#### DATA IN THIS EXERCISE
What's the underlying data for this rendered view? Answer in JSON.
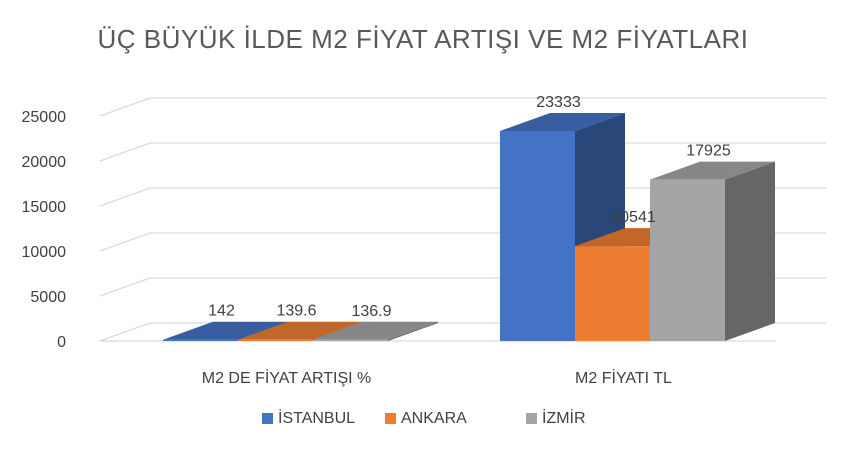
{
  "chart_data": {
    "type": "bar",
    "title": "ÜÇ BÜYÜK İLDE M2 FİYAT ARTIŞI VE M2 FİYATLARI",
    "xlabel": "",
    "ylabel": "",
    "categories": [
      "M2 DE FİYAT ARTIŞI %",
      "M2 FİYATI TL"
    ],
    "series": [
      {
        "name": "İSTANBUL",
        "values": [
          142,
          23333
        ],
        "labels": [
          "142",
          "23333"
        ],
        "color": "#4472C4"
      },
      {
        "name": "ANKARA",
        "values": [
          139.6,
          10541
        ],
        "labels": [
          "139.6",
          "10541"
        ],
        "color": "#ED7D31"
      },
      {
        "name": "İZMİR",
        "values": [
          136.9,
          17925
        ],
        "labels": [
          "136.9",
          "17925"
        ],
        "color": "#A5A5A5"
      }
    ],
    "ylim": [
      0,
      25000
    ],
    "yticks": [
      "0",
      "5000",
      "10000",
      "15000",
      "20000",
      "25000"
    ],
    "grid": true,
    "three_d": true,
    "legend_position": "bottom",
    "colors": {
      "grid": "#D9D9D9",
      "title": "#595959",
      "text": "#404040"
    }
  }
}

#### THE TASK
Omit every picture, then repeat the remaining data exactly as it appears above.

#### RESPONSE
What's the underlying data for this rendered view? Answer in JSON.
{
  "chart_data": {
    "type": "bar",
    "title": "ÜÇ BÜYÜK İLDE M2 FİYAT ARTIŞI VE M2 FİYATLARI",
    "xlabel": "",
    "ylabel": "",
    "categories": [
      "M2 DE FİYAT ARTIŞI %",
      "M2 FİYATI TL"
    ],
    "series": [
      {
        "name": "İSTANBUL",
        "values": [
          142,
          23333
        ],
        "labels": [
          "142",
          "23333"
        ],
        "color": "#4472C4"
      },
      {
        "name": "ANKARA",
        "values": [
          139.6,
          10541
        ],
        "labels": [
          "139.6",
          "10541"
        ],
        "color": "#ED7D31"
      },
      {
        "name": "İZMİR",
        "values": [
          136.9,
          17925
        ],
        "labels": [
          "136.9",
          "17925"
        ],
        "color": "#A5A5A5"
      }
    ],
    "ylim": [
      0,
      25000
    ],
    "yticks": [
      "0",
      "5000",
      "10000",
      "15000",
      "20000",
      "25000"
    ],
    "grid": true,
    "three_d": true,
    "legend_position": "bottom",
    "colors": {
      "grid": "#D9D9D9",
      "title": "#595959",
      "text": "#404040"
    }
  }
}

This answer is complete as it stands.